* GIVEN PROBLEM *
State how many lines of the listing below contain the string "Sound", with case counting, and reply with only that number.

* INPUT FOR THIS TASK *
************

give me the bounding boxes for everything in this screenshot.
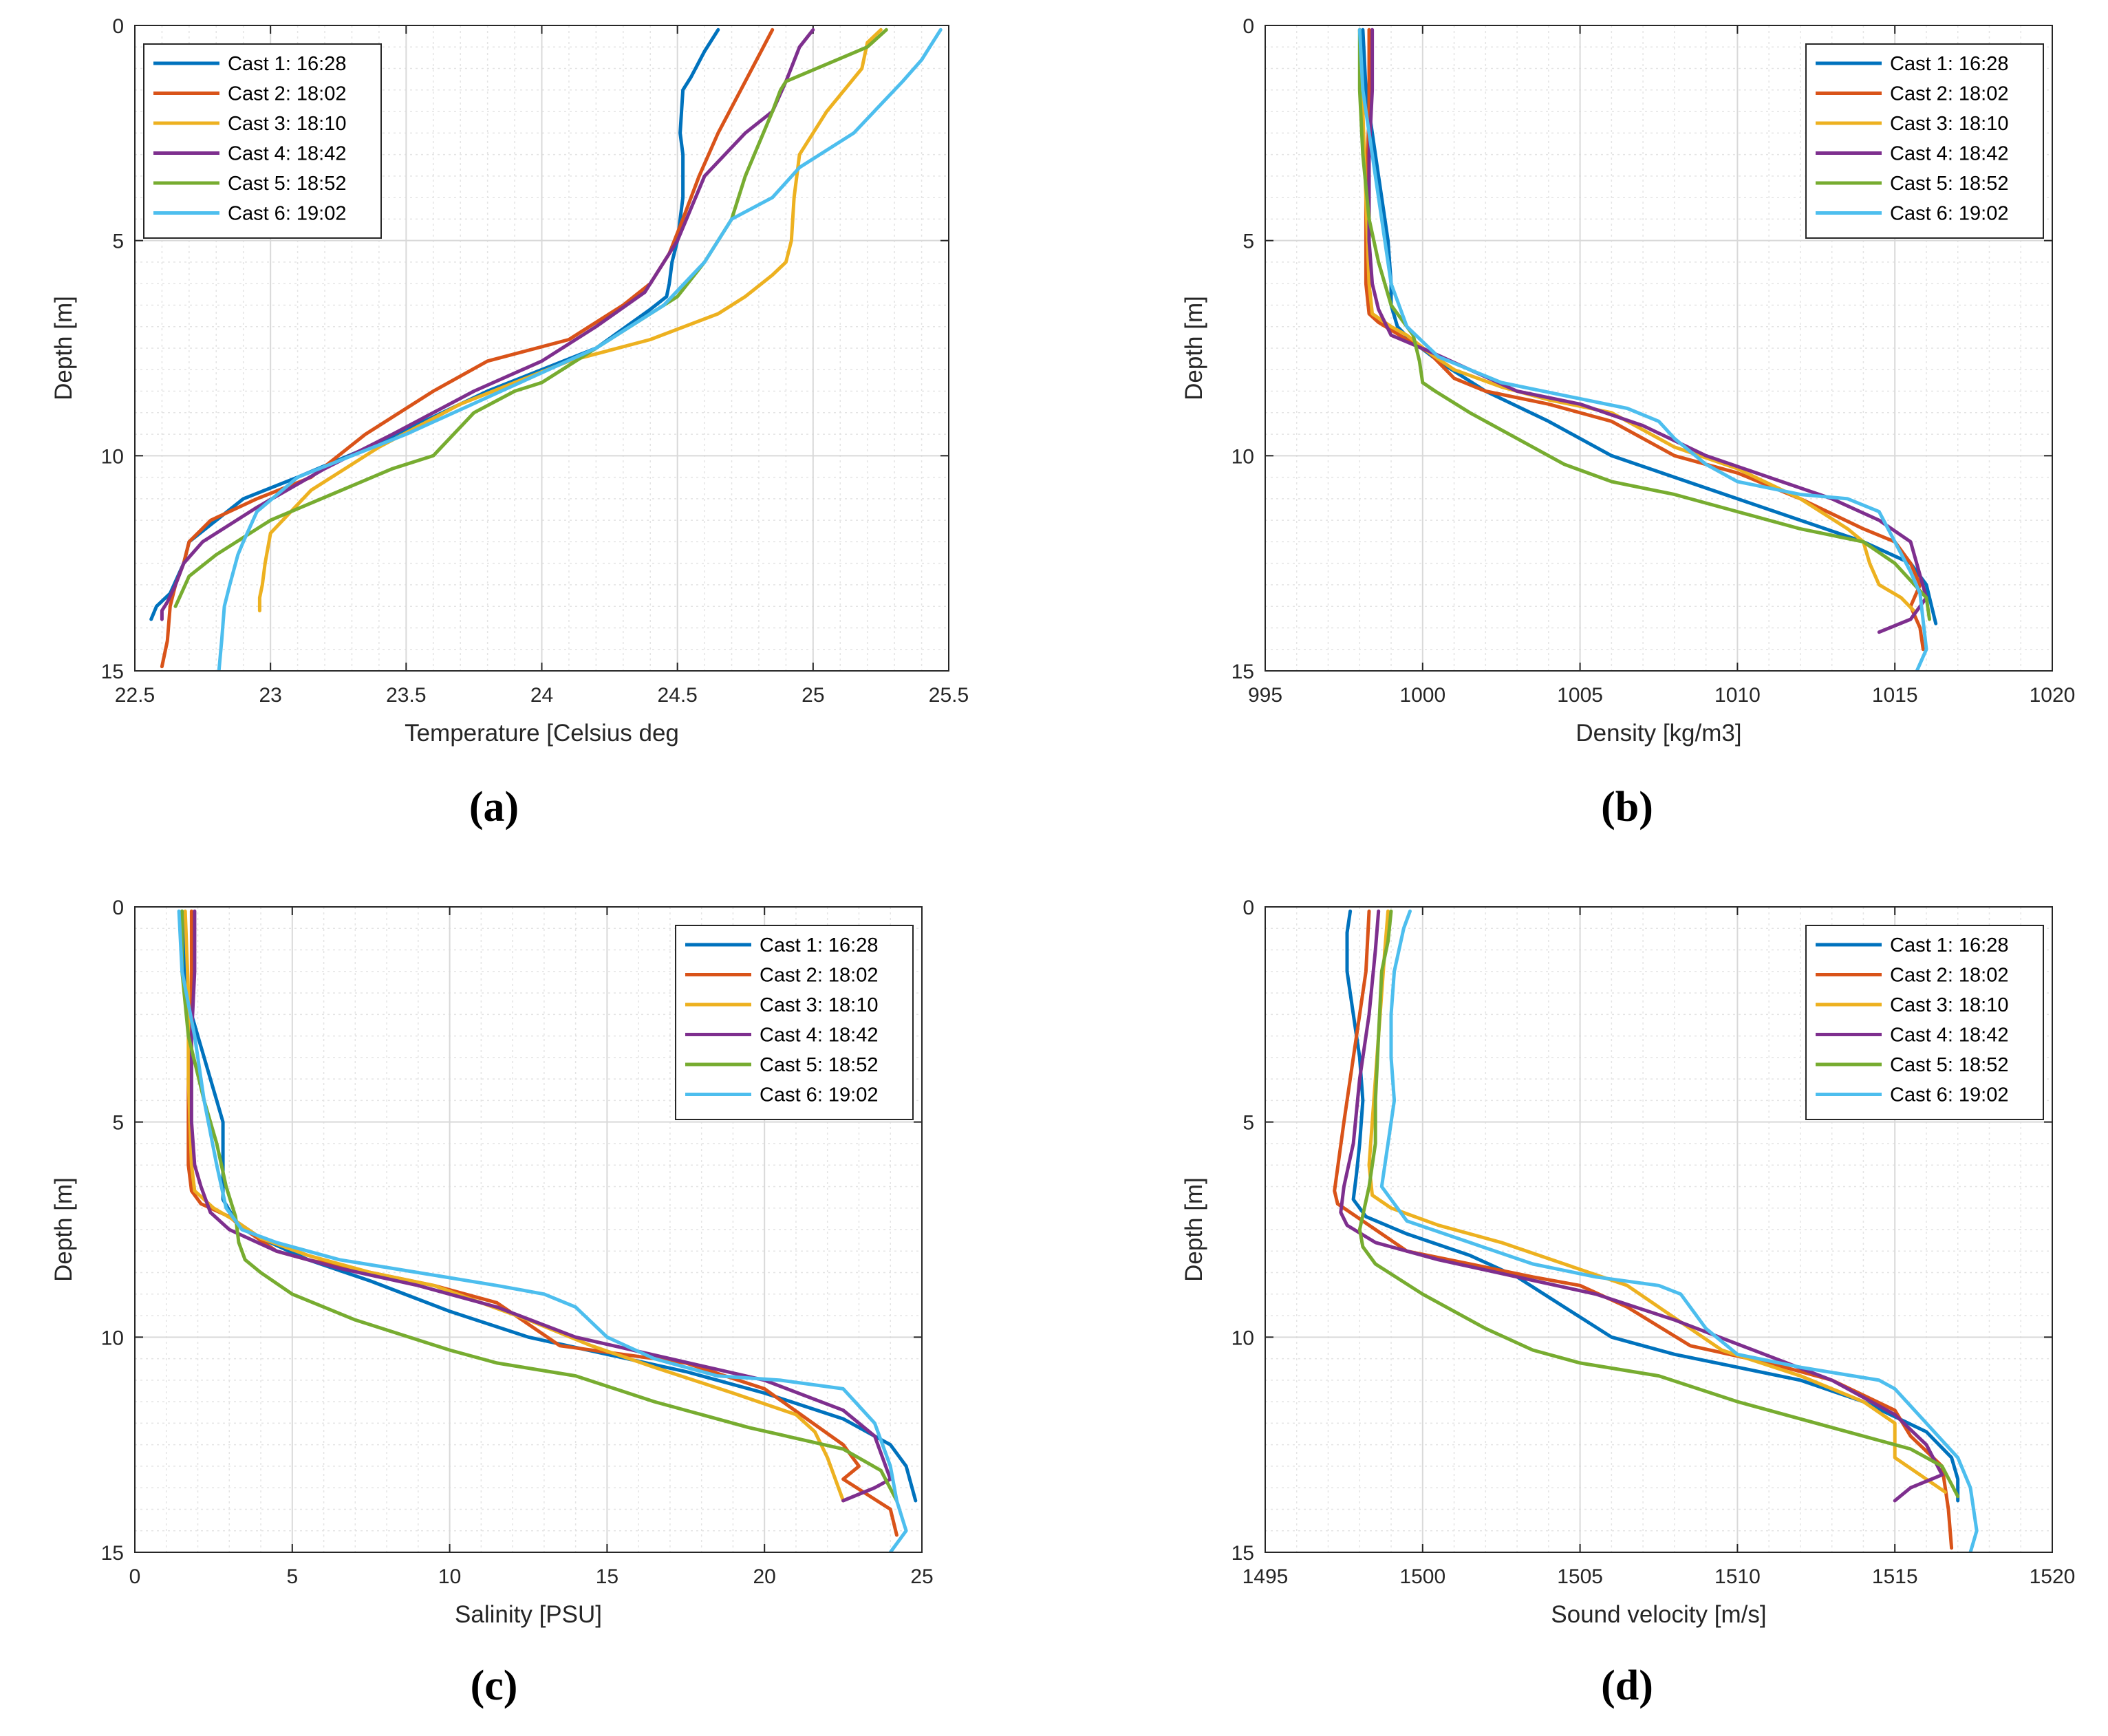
legend-label-cast-6: Cast 6: 19:02 bbox=[1890, 203, 2009, 225]
x-tick-label: 24 bbox=[530, 684, 553, 707]
y-tick-label: 15 bbox=[101, 1542, 124, 1565]
y-tick-label: 10 bbox=[101, 1327, 124, 1349]
y-axis-label: Depth [m] bbox=[50, 296, 77, 400]
x-tick-label: 20 bbox=[753, 1565, 776, 1588]
y-tick-label: 15 bbox=[1232, 1542, 1254, 1565]
legend-label-cast-5: Cast 5: 18:52 bbox=[228, 173, 347, 195]
x-axis-label: Salinity [PSU] bbox=[455, 1601, 602, 1628]
legend-label-cast-3: Cast 3: 18:10 bbox=[1890, 113, 2009, 135]
legend: Cast 1: 16:28 Cast 2: 18:02 Cast 3: 18:10 C… bbox=[1806, 44, 2043, 238]
legend-label-cast-2: Cast 2: 18:02 bbox=[1890, 83, 2009, 105]
x-tick-label: 1015 bbox=[1872, 684, 1918, 707]
legend-label-cast-1: Cast 1: 16:28 bbox=[1890, 53, 2009, 75]
legend: Cast 1: 16:28 Cast 2: 18:02 Cast 3: 18:10 C… bbox=[676, 925, 913, 1119]
legend-label-cast-4: Cast 4: 18:42 bbox=[228, 143, 347, 165]
y-tick-label: 10 bbox=[1232, 445, 1254, 468]
x-tick-label: 25.5 bbox=[929, 684, 969, 707]
x-axis-label: Density [kg/m3] bbox=[1575, 720, 1741, 747]
x-tick-label: 995 bbox=[1248, 684, 1282, 707]
chart-panel-3: 1495 1500 1505 1510 1515 1520 0 5 10 15 Sound velo… bbox=[1181, 897, 2075, 1709]
y-tick-label: 0 bbox=[1243, 15, 1254, 38]
legend-label-cast-5: Cast 5: 18:52 bbox=[760, 1054, 879, 1076]
legend-label-cast-6: Cast 6: 19:02 bbox=[760, 1084, 879, 1106]
y-axis-label: Depth [m] bbox=[1181, 1177, 1207, 1282]
x-tick-label: 1510 bbox=[1714, 1565, 1761, 1588]
legend-label-cast-2: Cast 2: 18:02 bbox=[228, 83, 347, 105]
chart-panel-2: 0 5 10 15 20 25 0 5 10 15 Salinity [PSU] Depth [m] (… bbox=[50, 897, 934, 1709]
x-tick-label: 1005 bbox=[1557, 684, 1603, 707]
legend-label-cast-4: Cast 4: 18:42 bbox=[1890, 1025, 2009, 1047]
x-axis-label: Sound velocity [m/s] bbox=[1551, 1601, 1766, 1628]
x-tick-label: 24.5 bbox=[657, 684, 697, 707]
legend-label-cast-3: Cast 3: 18:10 bbox=[1890, 994, 2009, 1016]
legend-label-cast-2: Cast 2: 18:02 bbox=[1890, 965, 2009, 987]
legend-label-cast-6: Cast 6: 19:02 bbox=[1890, 1084, 2009, 1106]
y-tick-label: 15 bbox=[101, 661, 124, 683]
panel-label: (c) bbox=[471, 1662, 518, 1709]
legend-label-cast-5: Cast 5: 18:52 bbox=[1890, 1054, 2009, 1076]
y-tick-label: 0 bbox=[1243, 897, 1254, 919]
x-tick-label: 10 bbox=[438, 1565, 461, 1588]
x-tick-label: 1020 bbox=[2030, 684, 2076, 707]
x-tick-label: 1010 bbox=[1714, 684, 1761, 707]
legend-label-cast-1: Cast 1: 16:28 bbox=[1890, 934, 2009, 956]
y-tick-label: 5 bbox=[1243, 231, 1254, 253]
y-tick-label: 5 bbox=[112, 231, 124, 253]
panel-label: (d) bbox=[1601, 1662, 1653, 1709]
figure: 22.5 23 23.5 24 24.5 25 25.5051015Temperature … bbox=[0, 0, 2108, 1736]
legend-label-cast-3: Cast 3: 18:10 bbox=[760, 994, 879, 1016]
legend-label-cast-4: Cast 4: 18:42 bbox=[1890, 143, 2009, 165]
x-tick-label: 1520 bbox=[2030, 1565, 2076, 1588]
chart-panel-0: 22.5 23 23.5 24 24.5 25 25.5 0 5 10 15 Temperature … bbox=[50, 15, 969, 831]
x-tick-label: 1500 bbox=[1399, 1565, 1445, 1588]
y-axis-label: Depth [m] bbox=[1181, 296, 1207, 400]
legend-label-cast-2: Cast 2: 18:02 bbox=[760, 965, 879, 987]
legend-label-cast-1: Cast 1: 16:28 bbox=[760, 934, 879, 956]
x-axis-label: Temperature [Celsius deg bbox=[405, 720, 679, 747]
x-tick-label: 25 bbox=[910, 1565, 933, 1588]
y-tick-label: 10 bbox=[1232, 1327, 1254, 1349]
y-tick-label: 10 bbox=[101, 445, 124, 468]
y-tick-label: 5 bbox=[112, 1112, 124, 1135]
x-tick-label: 1000 bbox=[1399, 684, 1445, 707]
legend: Cast 1: 16:28 Cast 2: 18:02 Cast 3: 18:10 C… bbox=[1806, 925, 2043, 1119]
y-axis-label: Depth [m] bbox=[50, 1177, 77, 1282]
y-tick-label: 0 bbox=[112, 15, 124, 38]
x-tick-label: 15 bbox=[596, 1565, 619, 1588]
x-tick-label: 0 bbox=[129, 1565, 141, 1588]
y-tick-label: 15 bbox=[1232, 661, 1254, 683]
panel-label: (a) bbox=[469, 784, 519, 831]
x-tick-label: 1495 bbox=[1243, 1565, 1289, 1588]
x-tick-label: 1505 bbox=[1557, 1565, 1603, 1588]
legend-label-cast-4: Cast 4: 18:42 bbox=[760, 1025, 879, 1047]
legend-label-cast-6: Cast 6: 19:02 bbox=[228, 203, 347, 225]
legend-label-cast-5: Cast 5: 18:52 bbox=[1890, 173, 2009, 195]
x-tick-label: 23 bbox=[259, 684, 281, 707]
legend: Cast 1: 16:28 Cast 2: 18:02 Cast 3: 18:10 C… bbox=[144, 44, 381, 238]
x-tick-label: 5 bbox=[286, 1565, 298, 1588]
legend-label-cast-3: Cast 3: 18:10 bbox=[228, 113, 347, 135]
x-tick-label: 22.5 bbox=[115, 684, 155, 707]
legend-label-cast-1: Cast 1: 16:28 bbox=[228, 53, 347, 75]
x-tick-label: 23.5 bbox=[386, 684, 426, 707]
x-tick-label: 25 bbox=[802, 684, 824, 707]
panel-label: (b) bbox=[1601, 784, 1653, 831]
x-tick-label: 1515 bbox=[1872, 1565, 1918, 1588]
y-tick-label: 0 bbox=[112, 897, 124, 919]
y-tick-label: 5 bbox=[1243, 1112, 1254, 1135]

************

* ANSWER IN FULL *
2